-- START Stored records --

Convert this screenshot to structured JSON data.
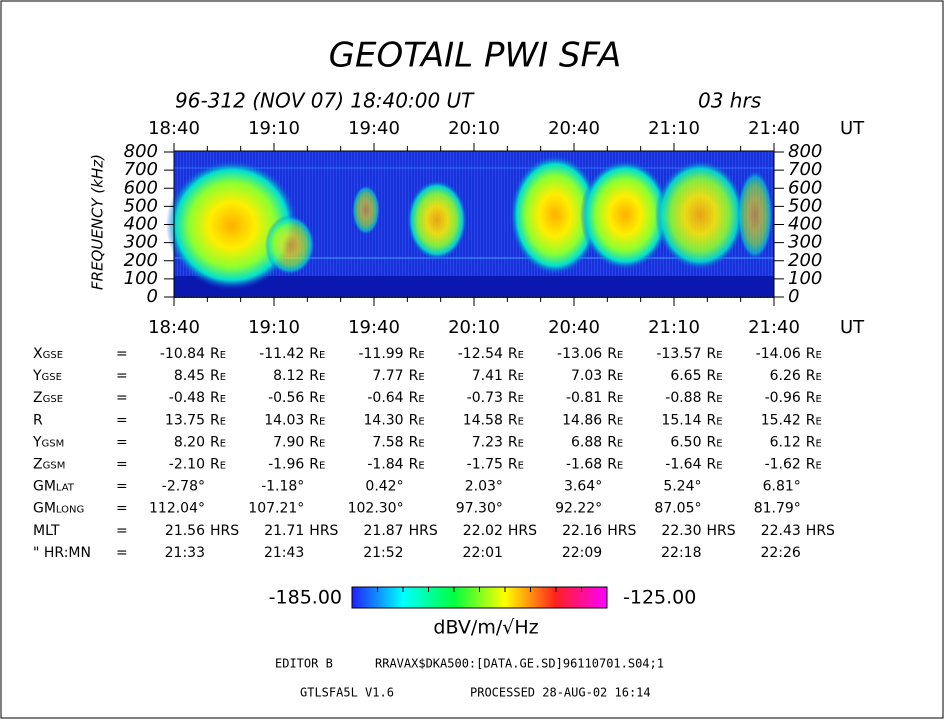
{
  "chart_data": {
    "type": "spectrogram",
    "title": "GEOTAIL  PWI  SFA",
    "subtitle": "96-312 (NOV 07) 18:40:00 UT",
    "duration": "03 hrs",
    "x_unit": "UT",
    "categories": [
      "18:40",
      "19:10",
      "19:40",
      "20:10",
      "20:40",
      "21:10",
      "21:40"
    ],
    "ylabel": "FREQUENCY (kHz)",
    "ylim": [
      0,
      800
    ],
    "yticks": [
      0,
      100,
      200,
      300,
      400,
      500,
      600,
      700,
      800
    ],
    "colorbar": {
      "min": {
        "value": -185,
        "label": "-185.00"
      },
      "max": {
        "value": -125,
        "label": "-125.00"
      },
      "unit": "dBV/m/√Hz"
    }
  },
  "ephemeris": {
    "equals": "=",
    "rows": [
      {
        "label": "Xgse",
        "unit": "Re",
        "values": [
          "-10.84",
          "-11.42",
          "-11.99",
          "-12.54",
          "-13.06",
          "-13.57",
          "-14.06"
        ]
      },
      {
        "label": "Ygse",
        "unit": "Re",
        "values": [
          "8.45",
          "8.12",
          "7.77",
          "7.41",
          "7.03",
          "6.65",
          "6.26"
        ]
      },
      {
        "label": "Zgse",
        "unit": "Re",
        "values": [
          "-0.48",
          "-0.56",
          "-0.64",
          "-0.73",
          "-0.81",
          "-0.88",
          "-0.96"
        ]
      },
      {
        "label": "R",
        "unit": "Re",
        "values": [
          "13.75",
          "14.03",
          "14.30",
          "14.58",
          "14.86",
          "15.14",
          "15.42"
        ]
      },
      {
        "label": "Ygsm",
        "unit": "Re",
        "values": [
          "8.20",
          "7.90",
          "7.58",
          "7.23",
          "6.88",
          "6.50",
          "6.12"
        ]
      },
      {
        "label": "Zgsm",
        "unit": "Re",
        "values": [
          "-2.10",
          "-1.96",
          "-1.84",
          "-1.75",
          "-1.68",
          "-1.64",
          "-1.62"
        ]
      },
      {
        "label": "GMlat",
        "values": [
          "-2.78°",
          "-1.18°",
          "0.42°",
          "2.03°",
          "3.64°",
          "5.24°",
          "6.81°"
        ]
      },
      {
        "label": "GMlong",
        "values": [
          "112.04°",
          "107.21°",
          "102.30°",
          "97.30°",
          "92.22°",
          "87.05°",
          "81.79°"
        ]
      },
      {
        "label": "MLT",
        "unit": "HRS",
        "values": [
          "21.56",
          "21.71",
          "21.87",
          "22.02",
          "22.16",
          "22.30",
          "22.43"
        ]
      },
      {
        "label": "\" HR:MN",
        "values": [
          "21:33",
          "21:43",
          "21:52",
          "22:01",
          "22:09",
          "22:18",
          "22:26"
        ]
      }
    ]
  },
  "footer": {
    "editor": "EDITOR B",
    "file": "RRAVAX$DKA500:[DATA.GE.SD]96110701.S04;1",
    "version": "GTLSFA5L V1.6",
    "processed": "PROCESSED 28-AUG-02  16:14"
  }
}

-- END Stored records --

Objective:
Write out all the entries again, word for word, and print no images.

The output:
Convert this screenshot to structured JSON data.
{
  "chart_data": {
    "type": "spectrogram",
    "title": "GEOTAIL  PWI  SFA",
    "subtitle": "96-312 (NOV 07) 18:40:00 UT",
    "duration": "03 hrs",
    "x_unit": "UT",
    "categories": [
      "18:40",
      "19:10",
      "19:40",
      "20:10",
      "20:40",
      "21:10",
      "21:40"
    ],
    "ylabel": "FREQUENCY (kHz)",
    "ylim": [
      0,
      800
    ],
    "yticks": [
      0,
      100,
      200,
      300,
      400,
      500,
      600,
      700,
      800
    ],
    "colorbar": {
      "min": {
        "value": -185,
        "label": "-185.00"
      },
      "max": {
        "value": -125,
        "label": "-125.00"
      },
      "unit": "dBV/m/√Hz"
    }
  },
  "ephemeris": {
    "equals": "=",
    "rows": [
      {
        "label": "Xgse",
        "unit": "Re",
        "values": [
          "-10.84",
          "-11.42",
          "-11.99",
          "-12.54",
          "-13.06",
          "-13.57",
          "-14.06"
        ]
      },
      {
        "label": "Ygse",
        "unit": "Re",
        "values": [
          "8.45",
          "8.12",
          "7.77",
          "7.41",
          "7.03",
          "6.65",
          "6.26"
        ]
      },
      {
        "label": "Zgse",
        "unit": "Re",
        "values": [
          "-0.48",
          "-0.56",
          "-0.64",
          "-0.73",
          "-0.81",
          "-0.88",
          "-0.96"
        ]
      },
      {
        "label": "R",
        "unit": "Re",
        "values": [
          "13.75",
          "14.03",
          "14.30",
          "14.58",
          "14.86",
          "15.14",
          "15.42"
        ]
      },
      {
        "label": "Ygsm",
        "unit": "Re",
        "values": [
          "8.20",
          "7.90",
          "7.58",
          "7.23",
          "6.88",
          "6.50",
          "6.12"
        ]
      },
      {
        "label": "Zgsm",
        "unit": "Re",
        "values": [
          "-2.10",
          "-1.96",
          "-1.84",
          "-1.75",
          "-1.68",
          "-1.64",
          "-1.62"
        ]
      },
      {
        "label": "GMlat",
        "values": [
          "-2.78°",
          "-1.18°",
          "0.42°",
          "2.03°",
          "3.64°",
          "5.24°",
          "6.81°"
        ]
      },
      {
        "label": "GMlong",
        "values": [
          "112.04°",
          "107.21°",
          "102.30°",
          "97.30°",
          "92.22°",
          "87.05°",
          "81.79°"
        ]
      },
      {
        "label": "MLT",
        "unit": "HRS",
        "values": [
          "21.56",
          "21.71",
          "21.87",
          "22.02",
          "22.16",
          "22.30",
          "22.43"
        ]
      },
      {
        "label": "\" HR:MN",
        "values": [
          "21:33",
          "21:43",
          "21:52",
          "22:01",
          "22:09",
          "22:18",
          "22:26"
        ]
      }
    ]
  },
  "footer": {
    "editor": "EDITOR B",
    "file": "RRAVAX$DKA500:[DATA.GE.SD]96110701.S04;1",
    "version": "GTLSFA5L V1.6",
    "processed": "PROCESSED 28-AUG-02  16:14"
  }
}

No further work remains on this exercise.